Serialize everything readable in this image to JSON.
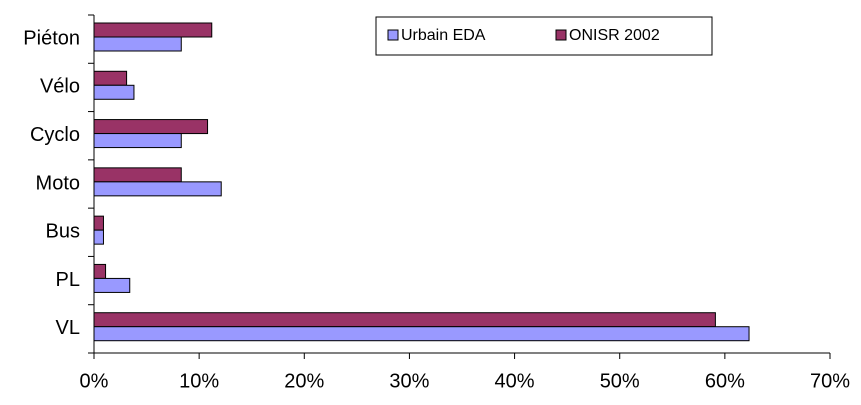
{
  "chart_data": {
    "type": "bar",
    "orientation": "horizontal",
    "categories": [
      "Piéton",
      "Vélo",
      "Cyclo",
      "Moto",
      "Bus",
      "PL",
      "VL"
    ],
    "series": [
      {
        "name": "Urbain EDA",
        "color": "#9999ff",
        "values": [
          8.3,
          3.8,
          8.3,
          12.1,
          0.9,
          3.4,
          62.3
        ]
      },
      {
        "name": "ONISR 2002",
        "color": "#993366",
        "values": [
          11.2,
          3.1,
          10.8,
          8.3,
          0.9,
          1.1,
          59.1
        ]
      }
    ],
    "xlim": [
      0,
      70
    ],
    "xticks": [
      {
        "value": 0,
        "label": "0%"
      },
      {
        "value": 10,
        "label": "10%"
      },
      {
        "value": 20,
        "label": "20%"
      },
      {
        "value": 30,
        "label": "30%"
      },
      {
        "value": 40,
        "label": "40%"
      },
      {
        "value": 50,
        "label": "50%"
      },
      {
        "value": 60,
        "label": "60%"
      },
      {
        "value": 70,
        "label": "70%"
      }
    ],
    "legend": "top-right"
  }
}
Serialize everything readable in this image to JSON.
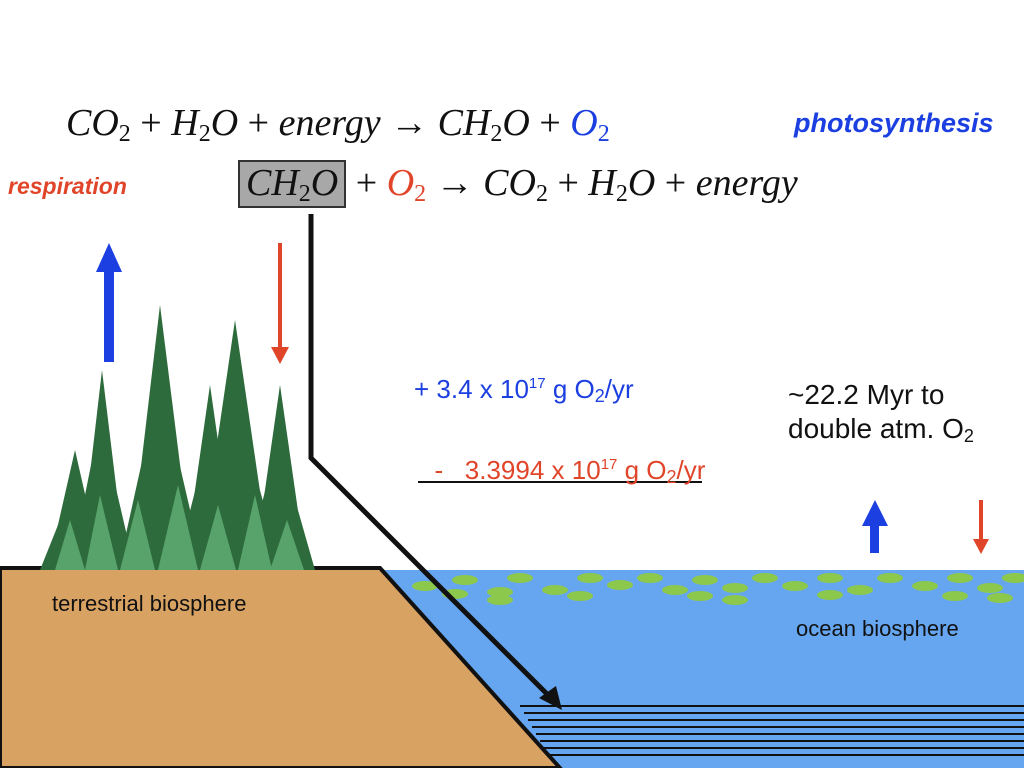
{
  "equations": {
    "photosynthesis": {
      "label": "photosynthesis",
      "lhs_co2": "CO",
      "plus1": "+",
      "h2o_h": "H",
      "h2o_o": "O",
      "plus2": "+",
      "energy": "energy",
      "arrow": "→",
      "ch2o_c": "CH",
      "ch2o_o": "O",
      "plus3": "+",
      "o2": "O",
      "sub_2": "2"
    },
    "respiration": {
      "label": "respiration",
      "ch2o_c": "CH",
      "ch2o_o": "O",
      "plus1": "+",
      "o2": "O",
      "arrow": "→",
      "co2": "CO",
      "plus2": "+",
      "h2o_h": "H",
      "h2o_o": "O",
      "plus3": "+",
      "energy": "energy",
      "sub_2": "2"
    }
  },
  "fluxes": {
    "production_prefix": "+ 3.4 x 10",
    "production_exp": "17",
    "production_unit": " g O",
    "production_sub": "2",
    "production_suffix": "/yr",
    "consumption_prefix": "-   3.3994 x 10",
    "consumption_exp": "17",
    "consumption_unit": " g O",
    "consumption_sub": "2",
    "consumption_suffix": "/yr"
  },
  "doubling": {
    "line1": "~22.2 Myr to",
    "line2_prefix": "double atm. O",
    "line2_sub": "2"
  },
  "labels": {
    "terrestrial": "terrestrial biosphere",
    "ocean": "ocean biosphere"
  },
  "colors": {
    "photosynthesis": "#1b3fe0",
    "respiration": "#e0452a",
    "land": "#d8a263",
    "ocean": "#66a6f0",
    "tree_dark": "#2e6b3c",
    "tree_light": "#58a36c",
    "plankton": "#8cc84b",
    "box": "#a8a8a8"
  },
  "icons": {
    "up_arrow": "up-arrow-icon",
    "down_arrow": "down-arrow-icon",
    "tree": "conifer-tree-icon"
  }
}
_ _ _ _ _
## EXERCISE
Quote the full listing above word for word; exclude every picture from the copy.

## RESULT
Serialize everything readable in this image to JSON.
{
  "chart_data": {
    "type": "bar",
    "orientation": "horizontal",
    "categories": [
      "Piéton",
      "Vélo",
      "Cyclo",
      "Moto",
      "Bus",
      "PL",
      "VL"
    ],
    "series": [
      {
        "name": "Urbain EDA",
        "color": "#9999ff",
        "values": [
          8.3,
          3.8,
          8.3,
          12.1,
          0.9,
          3.4,
          62.3
        ]
      },
      {
        "name": "ONISR 2002",
        "color": "#993366",
        "values": [
          11.2,
          3.1,
          10.8,
          8.3,
          0.9,
          1.1,
          59.1
        ]
      }
    ],
    "xlim": [
      0,
      70
    ],
    "xticks": [
      {
        "value": 0,
        "label": "0%"
      },
      {
        "value": 10,
        "label": "10%"
      },
      {
        "value": 20,
        "label": "20%"
      },
      {
        "value": 30,
        "label": "30%"
      },
      {
        "value": 40,
        "label": "40%"
      },
      {
        "value": 50,
        "label": "50%"
      },
      {
        "value": 60,
        "label": "60%"
      },
      {
        "value": 70,
        "label": "70%"
      }
    ],
    "legend": "top-right"
  }
}
Serialize everything readable in this image to JSON.
{
  "equations": {
    "photosynthesis": {
      "label": "photosynthesis",
      "lhs_co2": "CO",
      "plus1": "+",
      "h2o_h": "H",
      "h2o_o": "O",
      "plus2": "+",
      "energy": "energy",
      "arrow": "→",
      "ch2o_c": "CH",
      "ch2o_o": "O",
      "plus3": "+",
      "o2": "O",
      "sub_2": "2"
    },
    "respiration": {
      "label": "respiration",
      "ch2o_c": "CH",
      "ch2o_o": "O",
      "plus1": "+",
      "o2": "O",
      "arrow": "→",
      "co2": "CO",
      "plus2": "+",
      "h2o_h": "H",
      "h2o_o": "O",
      "plus3": "+",
      "energy": "energy",
      "sub_2": "2"
    }
  },
  "fluxes": {
    "production_prefix": "+ 3.4 x 10",
    "production_exp": "17",
    "production_unit": " g O",
    "production_sub": "2",
    "production_suffix": "/yr",
    "consumption_prefix": "-   3.3994 x 10",
    "consumption_exp": "17",
    "consumption_unit": " g O",
    "consumption_sub": "2",
    "consumption_suffix": "/yr"
  },
  "doubling": {
    "line1": "~22.2 Myr to",
    "line2_prefix": "double atm. O",
    "line2_sub": "2"
  },
  "labels": {
    "terrestrial": "terrestrial biosphere",
    "ocean": "ocean biosphere"
  },
  "colors": {
    "photosynthesis": "#1b3fe0",
    "respiration": "#e0452a",
    "land": "#d8a263",
    "ocean": "#66a6f0",
    "tree_dark": "#2e6b3c",
    "tree_light": "#58a36c",
    "plankton": "#8cc84b",
    "box": "#a8a8a8"
  },
  "icons": {
    "up_arrow": "up-arrow-icon",
    "down_arrow": "down-arrow-icon",
    "tree": "conifer-tree-icon"
  }
}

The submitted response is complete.